● **Work instructions**
Copy each line containing the word "seats" from the records that follow, please.

● **Input material**
☆ ☆ ☆

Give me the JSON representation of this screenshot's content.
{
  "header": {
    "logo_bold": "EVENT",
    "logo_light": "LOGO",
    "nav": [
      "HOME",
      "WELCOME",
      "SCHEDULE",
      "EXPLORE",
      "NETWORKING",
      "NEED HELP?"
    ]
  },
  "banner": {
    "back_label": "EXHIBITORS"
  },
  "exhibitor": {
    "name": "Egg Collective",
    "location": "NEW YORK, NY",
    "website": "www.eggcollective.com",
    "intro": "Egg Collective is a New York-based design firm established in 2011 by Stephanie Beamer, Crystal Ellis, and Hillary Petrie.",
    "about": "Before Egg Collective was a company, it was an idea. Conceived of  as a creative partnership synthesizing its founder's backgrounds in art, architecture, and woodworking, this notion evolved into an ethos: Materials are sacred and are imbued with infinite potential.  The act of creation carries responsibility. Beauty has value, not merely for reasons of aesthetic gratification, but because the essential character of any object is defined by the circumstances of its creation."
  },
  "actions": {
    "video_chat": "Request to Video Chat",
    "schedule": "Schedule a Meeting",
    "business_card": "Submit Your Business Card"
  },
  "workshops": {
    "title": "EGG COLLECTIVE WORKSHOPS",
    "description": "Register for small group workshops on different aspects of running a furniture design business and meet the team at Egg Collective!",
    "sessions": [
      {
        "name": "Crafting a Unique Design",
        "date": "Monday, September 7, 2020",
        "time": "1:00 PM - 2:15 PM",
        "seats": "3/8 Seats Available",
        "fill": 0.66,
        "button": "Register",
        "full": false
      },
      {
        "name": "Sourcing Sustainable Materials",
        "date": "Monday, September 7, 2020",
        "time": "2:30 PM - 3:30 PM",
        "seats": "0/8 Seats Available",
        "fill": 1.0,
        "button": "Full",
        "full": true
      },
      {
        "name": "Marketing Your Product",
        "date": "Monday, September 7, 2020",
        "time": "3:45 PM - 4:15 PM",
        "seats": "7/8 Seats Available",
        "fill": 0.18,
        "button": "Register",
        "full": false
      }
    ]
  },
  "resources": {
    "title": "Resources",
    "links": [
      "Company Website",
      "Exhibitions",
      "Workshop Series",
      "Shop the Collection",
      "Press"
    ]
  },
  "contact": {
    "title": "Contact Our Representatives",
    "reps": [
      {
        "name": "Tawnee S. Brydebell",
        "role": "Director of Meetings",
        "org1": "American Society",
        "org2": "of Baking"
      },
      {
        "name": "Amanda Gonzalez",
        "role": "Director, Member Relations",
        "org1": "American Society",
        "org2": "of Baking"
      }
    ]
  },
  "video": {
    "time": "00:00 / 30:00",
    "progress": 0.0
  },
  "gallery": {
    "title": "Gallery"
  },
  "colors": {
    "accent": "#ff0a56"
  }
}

☆ ☆ ☆

● **Task response**
        "seats": "3/8 Seats Available",
        "seats": "0/8 Seats Available",
        "seats": "7/8 Seats Available",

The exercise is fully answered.